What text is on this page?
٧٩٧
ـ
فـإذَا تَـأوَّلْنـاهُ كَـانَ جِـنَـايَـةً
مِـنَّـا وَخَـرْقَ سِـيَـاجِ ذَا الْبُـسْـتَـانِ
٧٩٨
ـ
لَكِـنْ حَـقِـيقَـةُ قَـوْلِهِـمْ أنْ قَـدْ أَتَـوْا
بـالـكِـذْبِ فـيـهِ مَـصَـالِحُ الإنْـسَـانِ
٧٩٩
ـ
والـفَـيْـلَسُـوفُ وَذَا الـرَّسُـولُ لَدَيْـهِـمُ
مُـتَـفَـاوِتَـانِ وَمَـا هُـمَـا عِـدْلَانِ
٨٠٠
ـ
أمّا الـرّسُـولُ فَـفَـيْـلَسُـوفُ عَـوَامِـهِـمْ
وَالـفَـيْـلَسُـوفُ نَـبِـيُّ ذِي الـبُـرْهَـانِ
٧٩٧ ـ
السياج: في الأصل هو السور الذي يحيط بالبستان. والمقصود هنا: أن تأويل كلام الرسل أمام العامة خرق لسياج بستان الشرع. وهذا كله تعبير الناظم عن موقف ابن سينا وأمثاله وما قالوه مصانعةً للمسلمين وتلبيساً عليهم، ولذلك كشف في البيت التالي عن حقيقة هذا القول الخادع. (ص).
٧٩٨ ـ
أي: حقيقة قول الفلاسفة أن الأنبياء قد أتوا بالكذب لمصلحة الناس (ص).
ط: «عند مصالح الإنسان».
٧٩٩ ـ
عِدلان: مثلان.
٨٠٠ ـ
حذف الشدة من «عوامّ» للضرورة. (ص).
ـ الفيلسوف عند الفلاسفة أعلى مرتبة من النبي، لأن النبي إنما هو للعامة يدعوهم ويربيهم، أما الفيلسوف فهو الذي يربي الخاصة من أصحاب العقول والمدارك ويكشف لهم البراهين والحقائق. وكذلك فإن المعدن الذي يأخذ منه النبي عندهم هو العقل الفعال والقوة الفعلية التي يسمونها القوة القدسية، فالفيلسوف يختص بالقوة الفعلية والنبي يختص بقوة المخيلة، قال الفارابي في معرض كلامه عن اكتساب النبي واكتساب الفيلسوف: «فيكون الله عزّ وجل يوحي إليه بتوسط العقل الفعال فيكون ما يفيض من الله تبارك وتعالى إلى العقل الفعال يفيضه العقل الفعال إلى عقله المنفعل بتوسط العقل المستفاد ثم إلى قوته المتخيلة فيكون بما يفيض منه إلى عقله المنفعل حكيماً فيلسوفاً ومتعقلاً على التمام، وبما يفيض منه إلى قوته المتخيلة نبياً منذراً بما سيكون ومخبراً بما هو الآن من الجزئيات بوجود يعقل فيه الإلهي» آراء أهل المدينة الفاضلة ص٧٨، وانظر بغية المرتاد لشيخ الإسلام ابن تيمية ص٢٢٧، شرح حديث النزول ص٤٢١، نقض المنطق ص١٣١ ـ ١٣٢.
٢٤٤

=== Exercise description ===
Copy out each line exactly.

=== Correct output ===
What text is on this page?
٧٩٧
ـ
فـإذَا تَـأوَّلْنـاهُ كَـانَ جِـنَـايَـةً
مِـنَّـا وَخَـرْقَ سِـيَـاجِ ذَا الْبُـسْـتَـانِ
٧٩٨
ـ
لَكِـنْ حَـقِـيقَـةُ قَـوْلِهِـمْ أنْ قَـدْ أَتَـوْا
بـالـكِـذْبِ فـيـهِ مَـصَـالِحُ الإنْـسَـانِ
٧٩٩
ـ
والـفَـيْـلَسُـوفُ وَذَا الـرَّسُـولُ لَدَيْـهِـمُ
مُـتَـفَـاوِتَـانِ وَمَـا هُـمَـا عِـدْلَانِ
٨٠٠
ـ
أمّا الـرّسُـولُ فَـفَـيْـلَسُـوفُ عَـوَامِـهِـمْ
وَالـفَـيْـلَسُـوفُ نَـبِـيُّ ذِي الـبُـرْهَـانِ
٧٩٧ ـ
السياج: في الأصل هو السور الذي يحيط بالبستان. والمقصود هنا: أن تأويل كلام الرسل أمام العامة خرق لسياج بستان الشرع. وهذا كله تعبير الناظم عن موقف ابن سينا وأمثاله وما قالوه مصانعةً للمسلمين وتلبيساً عليهم، ولذلك كشف في البيت التالي عن حقيقة هذا القول الخادع. (ص).
٧٩٨ ـ
أي: حقيقة قول الفلاسفة أن الأنبياء قد أتوا بالكذب لمصلحة الناس (ص).
ط: «عند مصالح الإنسان».
٧٩٩ ـ
عِدلان: مثلان.
٨٠٠ ـ
حذف الشدة من «عوامّ» للضرورة. (ص).
ـ الفيلسوف عند الفلاسفة أعلى مرتبة من النبي، لأن النبي إنما هو للعامة يدعوهم ويربيهم، أما الفيلسوف فهو الذي يربي الخاصة من أصحاب العقول والمدارك ويكشف لهم البراهين والحقائق. وكذلك فإن المعدن الذي يأخذ منه النبي عندهم هو العقل الفعال والقوة الفعلية التي يسمونها القوة القدسية، فالفيلسوف يختص بالقوة الفعلية والنبي يختص بقوة المخيلة، قال الفارابي في معرض كلامه عن اكتساب النبي واكتساب الفيلسوف: «فيكون الله عزّ وجل يوحي إليه بتوسط العقل الفعال فيكون ما يفيض من الله تبارك وتعالى إلى العقل الفعال يفيضه العقل الفعال إلى عقله المنفعل بتوسط العقل المستفاد ثم إلى قوته المتخيلة فيكون بما يفيض منه إلى عقله المنفعل حكيماً فيلسوفاً ومتعقلاً على التمام، وبما يفيض منه إلى قوته المتخيلة نبياً منذراً بما سيكون ومخبراً بما هو الآن من الجزئيات بوجود يعقل فيه الإلهي» آراء أهل المدينة الفاضلة ص٧٨، وانظر بغية المرتاد لشيخ الإسلام ابن تيمية ص٢٢٧، شرح حديث النزول ص٤٢١، نقض المنطق ص١٣١ ـ ١٣٢.
٢٤٤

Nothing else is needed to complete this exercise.